Dataset records
▬▬▬▬▬▬
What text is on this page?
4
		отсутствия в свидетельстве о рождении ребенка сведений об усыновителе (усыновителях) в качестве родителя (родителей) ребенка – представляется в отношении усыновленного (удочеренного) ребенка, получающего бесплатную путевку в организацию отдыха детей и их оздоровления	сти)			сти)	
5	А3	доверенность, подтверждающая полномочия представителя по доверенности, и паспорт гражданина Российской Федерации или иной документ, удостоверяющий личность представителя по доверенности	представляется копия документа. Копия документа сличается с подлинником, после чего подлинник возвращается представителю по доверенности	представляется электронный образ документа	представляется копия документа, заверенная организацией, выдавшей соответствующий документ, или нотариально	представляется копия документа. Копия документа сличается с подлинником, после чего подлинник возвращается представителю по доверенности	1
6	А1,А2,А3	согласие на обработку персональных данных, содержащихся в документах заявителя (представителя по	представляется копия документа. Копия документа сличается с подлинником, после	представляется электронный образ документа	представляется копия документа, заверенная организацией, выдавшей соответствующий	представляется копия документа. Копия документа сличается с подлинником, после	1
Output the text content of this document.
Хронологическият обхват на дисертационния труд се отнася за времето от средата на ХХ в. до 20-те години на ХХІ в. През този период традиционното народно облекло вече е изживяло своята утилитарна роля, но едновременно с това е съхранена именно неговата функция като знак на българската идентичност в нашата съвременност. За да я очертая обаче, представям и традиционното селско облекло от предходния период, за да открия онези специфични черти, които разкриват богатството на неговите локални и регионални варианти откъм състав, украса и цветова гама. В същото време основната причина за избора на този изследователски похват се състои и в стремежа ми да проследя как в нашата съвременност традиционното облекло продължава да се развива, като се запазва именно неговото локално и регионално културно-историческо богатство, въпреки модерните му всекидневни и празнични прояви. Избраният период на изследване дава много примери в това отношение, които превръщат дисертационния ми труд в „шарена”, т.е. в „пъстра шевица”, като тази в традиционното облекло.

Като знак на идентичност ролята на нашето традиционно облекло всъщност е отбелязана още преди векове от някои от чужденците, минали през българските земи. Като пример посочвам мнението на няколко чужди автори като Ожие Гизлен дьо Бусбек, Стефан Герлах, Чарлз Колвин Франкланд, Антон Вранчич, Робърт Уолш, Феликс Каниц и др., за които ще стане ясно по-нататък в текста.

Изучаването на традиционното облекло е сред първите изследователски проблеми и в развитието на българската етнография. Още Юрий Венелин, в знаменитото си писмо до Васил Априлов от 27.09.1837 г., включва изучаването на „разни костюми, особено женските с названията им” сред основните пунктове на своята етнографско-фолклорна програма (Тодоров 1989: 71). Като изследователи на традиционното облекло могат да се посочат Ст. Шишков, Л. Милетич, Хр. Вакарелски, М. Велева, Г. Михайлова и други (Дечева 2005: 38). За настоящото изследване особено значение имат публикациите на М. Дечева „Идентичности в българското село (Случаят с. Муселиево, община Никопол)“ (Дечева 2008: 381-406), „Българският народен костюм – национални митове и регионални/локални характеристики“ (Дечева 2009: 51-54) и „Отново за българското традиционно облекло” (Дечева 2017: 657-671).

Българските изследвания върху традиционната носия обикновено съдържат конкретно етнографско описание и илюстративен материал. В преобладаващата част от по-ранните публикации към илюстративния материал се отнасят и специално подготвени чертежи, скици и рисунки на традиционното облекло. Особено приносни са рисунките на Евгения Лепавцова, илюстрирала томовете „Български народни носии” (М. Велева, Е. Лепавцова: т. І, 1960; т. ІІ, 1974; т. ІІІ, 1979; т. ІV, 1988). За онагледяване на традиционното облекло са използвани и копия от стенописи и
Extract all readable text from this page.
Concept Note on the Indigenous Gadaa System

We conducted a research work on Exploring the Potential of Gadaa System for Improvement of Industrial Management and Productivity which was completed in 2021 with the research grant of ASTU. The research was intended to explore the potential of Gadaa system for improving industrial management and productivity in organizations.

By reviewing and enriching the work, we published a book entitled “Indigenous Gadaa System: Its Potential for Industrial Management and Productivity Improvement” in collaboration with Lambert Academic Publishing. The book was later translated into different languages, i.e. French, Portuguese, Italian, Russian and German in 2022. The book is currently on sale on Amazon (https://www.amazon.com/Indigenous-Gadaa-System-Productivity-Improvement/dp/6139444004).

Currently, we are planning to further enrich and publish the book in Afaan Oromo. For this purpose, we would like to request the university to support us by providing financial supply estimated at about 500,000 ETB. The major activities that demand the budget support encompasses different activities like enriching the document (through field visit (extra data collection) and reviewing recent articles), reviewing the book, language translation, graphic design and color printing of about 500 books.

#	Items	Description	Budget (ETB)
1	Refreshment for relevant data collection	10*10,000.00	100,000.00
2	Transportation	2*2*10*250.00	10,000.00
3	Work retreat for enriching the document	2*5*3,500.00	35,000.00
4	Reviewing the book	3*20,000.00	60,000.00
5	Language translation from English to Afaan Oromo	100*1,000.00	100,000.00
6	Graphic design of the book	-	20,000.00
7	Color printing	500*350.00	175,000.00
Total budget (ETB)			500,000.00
▬▬▬▬▬▬
_DIRECTION_
Look through the entries above and list every line containing "text".

_WRITTEN REPLY_
What text is on this page?
Output the text content of this document.
Extract all readable text from this page.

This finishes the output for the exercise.